* What you are asked to do *
Below are records; count the lines in them that hold "miles" and give only the count.

(Items from a figure collection)
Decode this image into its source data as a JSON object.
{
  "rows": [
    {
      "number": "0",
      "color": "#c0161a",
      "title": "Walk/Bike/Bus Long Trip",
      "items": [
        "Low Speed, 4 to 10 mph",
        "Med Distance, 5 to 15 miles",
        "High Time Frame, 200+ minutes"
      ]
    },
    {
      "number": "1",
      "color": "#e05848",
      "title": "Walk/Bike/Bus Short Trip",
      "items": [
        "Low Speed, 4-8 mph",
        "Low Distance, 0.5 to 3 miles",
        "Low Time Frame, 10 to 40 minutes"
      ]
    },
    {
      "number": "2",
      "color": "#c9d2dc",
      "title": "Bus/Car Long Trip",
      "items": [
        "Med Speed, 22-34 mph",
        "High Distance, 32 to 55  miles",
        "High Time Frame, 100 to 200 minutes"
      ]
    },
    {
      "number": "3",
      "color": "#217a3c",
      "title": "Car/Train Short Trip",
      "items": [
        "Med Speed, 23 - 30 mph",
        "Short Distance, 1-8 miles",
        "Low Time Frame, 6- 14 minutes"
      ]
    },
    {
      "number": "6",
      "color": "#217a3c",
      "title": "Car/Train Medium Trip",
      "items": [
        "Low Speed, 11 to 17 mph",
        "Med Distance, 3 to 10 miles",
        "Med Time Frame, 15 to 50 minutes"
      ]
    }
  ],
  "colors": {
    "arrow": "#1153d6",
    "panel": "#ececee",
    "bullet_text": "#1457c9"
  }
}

* Output for this task *
5